=== SUPPLIED ENTRIES ===

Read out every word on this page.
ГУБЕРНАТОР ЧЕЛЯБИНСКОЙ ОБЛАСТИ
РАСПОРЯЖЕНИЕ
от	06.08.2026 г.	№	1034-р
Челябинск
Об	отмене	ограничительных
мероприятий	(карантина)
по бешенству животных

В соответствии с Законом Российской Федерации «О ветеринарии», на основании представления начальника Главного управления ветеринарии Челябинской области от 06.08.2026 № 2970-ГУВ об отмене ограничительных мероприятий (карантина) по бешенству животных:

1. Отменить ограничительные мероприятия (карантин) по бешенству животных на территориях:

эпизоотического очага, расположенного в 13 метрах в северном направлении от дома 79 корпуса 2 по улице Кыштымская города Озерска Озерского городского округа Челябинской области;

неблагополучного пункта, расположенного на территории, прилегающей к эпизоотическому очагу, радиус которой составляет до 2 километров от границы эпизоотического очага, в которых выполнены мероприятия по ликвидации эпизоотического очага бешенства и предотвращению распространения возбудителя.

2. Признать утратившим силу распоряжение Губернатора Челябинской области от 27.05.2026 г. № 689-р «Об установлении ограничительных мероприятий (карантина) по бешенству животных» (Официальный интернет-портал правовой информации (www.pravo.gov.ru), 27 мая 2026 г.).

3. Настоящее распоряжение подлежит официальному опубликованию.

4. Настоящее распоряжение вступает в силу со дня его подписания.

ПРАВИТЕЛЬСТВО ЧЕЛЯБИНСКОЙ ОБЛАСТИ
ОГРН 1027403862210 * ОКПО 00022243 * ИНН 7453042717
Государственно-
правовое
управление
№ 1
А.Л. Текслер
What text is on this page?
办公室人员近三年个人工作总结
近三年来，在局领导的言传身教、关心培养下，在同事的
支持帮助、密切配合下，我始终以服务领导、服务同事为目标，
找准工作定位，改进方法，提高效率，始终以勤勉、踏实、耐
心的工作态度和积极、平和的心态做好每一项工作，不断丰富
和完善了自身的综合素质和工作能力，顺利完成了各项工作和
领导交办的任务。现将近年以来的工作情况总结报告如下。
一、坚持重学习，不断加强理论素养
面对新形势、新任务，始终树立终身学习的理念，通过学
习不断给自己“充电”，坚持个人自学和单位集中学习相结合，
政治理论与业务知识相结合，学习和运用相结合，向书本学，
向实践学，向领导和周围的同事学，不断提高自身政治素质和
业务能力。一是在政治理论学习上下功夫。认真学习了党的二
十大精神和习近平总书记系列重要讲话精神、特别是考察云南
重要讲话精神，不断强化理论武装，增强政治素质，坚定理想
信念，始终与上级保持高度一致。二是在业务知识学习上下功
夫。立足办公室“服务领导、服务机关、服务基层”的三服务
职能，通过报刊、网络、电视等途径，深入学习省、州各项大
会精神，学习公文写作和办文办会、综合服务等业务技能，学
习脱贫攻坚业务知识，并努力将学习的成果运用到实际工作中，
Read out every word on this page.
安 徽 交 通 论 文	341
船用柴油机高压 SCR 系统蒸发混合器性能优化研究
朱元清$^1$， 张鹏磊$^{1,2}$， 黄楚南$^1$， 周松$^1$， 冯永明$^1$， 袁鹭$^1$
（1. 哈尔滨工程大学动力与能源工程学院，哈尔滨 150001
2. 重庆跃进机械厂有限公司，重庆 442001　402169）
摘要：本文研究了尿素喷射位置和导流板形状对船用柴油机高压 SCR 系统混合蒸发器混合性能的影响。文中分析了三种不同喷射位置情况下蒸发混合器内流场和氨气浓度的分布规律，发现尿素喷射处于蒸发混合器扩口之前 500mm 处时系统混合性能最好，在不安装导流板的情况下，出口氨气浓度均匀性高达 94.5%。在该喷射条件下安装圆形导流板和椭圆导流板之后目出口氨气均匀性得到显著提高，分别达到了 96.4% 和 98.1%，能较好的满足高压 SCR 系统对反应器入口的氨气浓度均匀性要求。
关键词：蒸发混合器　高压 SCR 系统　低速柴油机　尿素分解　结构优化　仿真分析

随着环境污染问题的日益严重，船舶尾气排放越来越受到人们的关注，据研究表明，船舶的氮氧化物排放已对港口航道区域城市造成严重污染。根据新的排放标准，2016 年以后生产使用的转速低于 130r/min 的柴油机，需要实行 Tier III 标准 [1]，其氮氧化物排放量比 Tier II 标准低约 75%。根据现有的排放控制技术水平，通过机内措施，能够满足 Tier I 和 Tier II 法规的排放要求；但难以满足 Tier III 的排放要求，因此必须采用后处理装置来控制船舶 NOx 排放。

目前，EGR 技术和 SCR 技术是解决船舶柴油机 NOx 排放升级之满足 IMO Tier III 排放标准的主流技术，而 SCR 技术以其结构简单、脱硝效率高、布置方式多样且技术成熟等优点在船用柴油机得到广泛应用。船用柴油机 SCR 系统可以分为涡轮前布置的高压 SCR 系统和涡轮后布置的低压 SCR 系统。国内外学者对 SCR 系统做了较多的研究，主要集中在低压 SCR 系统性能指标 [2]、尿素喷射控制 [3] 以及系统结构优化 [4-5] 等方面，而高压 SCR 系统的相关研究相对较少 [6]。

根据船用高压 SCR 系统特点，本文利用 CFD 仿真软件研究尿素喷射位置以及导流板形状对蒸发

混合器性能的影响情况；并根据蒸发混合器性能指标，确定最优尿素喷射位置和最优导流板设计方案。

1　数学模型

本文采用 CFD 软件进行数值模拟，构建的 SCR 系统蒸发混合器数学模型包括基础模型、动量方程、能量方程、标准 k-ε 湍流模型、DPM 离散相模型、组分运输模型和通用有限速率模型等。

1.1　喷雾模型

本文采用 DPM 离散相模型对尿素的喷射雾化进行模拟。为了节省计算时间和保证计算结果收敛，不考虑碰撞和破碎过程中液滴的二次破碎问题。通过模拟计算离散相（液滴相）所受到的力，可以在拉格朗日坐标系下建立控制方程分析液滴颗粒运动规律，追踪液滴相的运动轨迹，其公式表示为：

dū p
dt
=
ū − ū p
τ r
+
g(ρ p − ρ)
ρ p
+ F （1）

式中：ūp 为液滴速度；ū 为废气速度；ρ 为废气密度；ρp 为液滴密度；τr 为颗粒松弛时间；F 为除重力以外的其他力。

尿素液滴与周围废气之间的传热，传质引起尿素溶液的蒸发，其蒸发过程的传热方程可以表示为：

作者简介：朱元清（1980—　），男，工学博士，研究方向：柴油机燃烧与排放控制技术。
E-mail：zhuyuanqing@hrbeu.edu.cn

===

JOB:
Track down all lines above with the string "эпизоотического" and copy them.

CORRECT OUTPUT:
эпизоотического очага, расположенного в 13 метрах в северном направлении от дома 79 корпуса 2 по улице Кыштымская города Озерска Озерского городского округа Челябинской области;
неблагополучного пункта, расположенного на территории, прилегающей к эпизоотическому очагу, радиус которой составляет до 2 километров от границы эпизоотического очага, в которых выполнены мероприятия по ликвидации эпизоотического очага бешенства и предотвращению распространения возбудителя.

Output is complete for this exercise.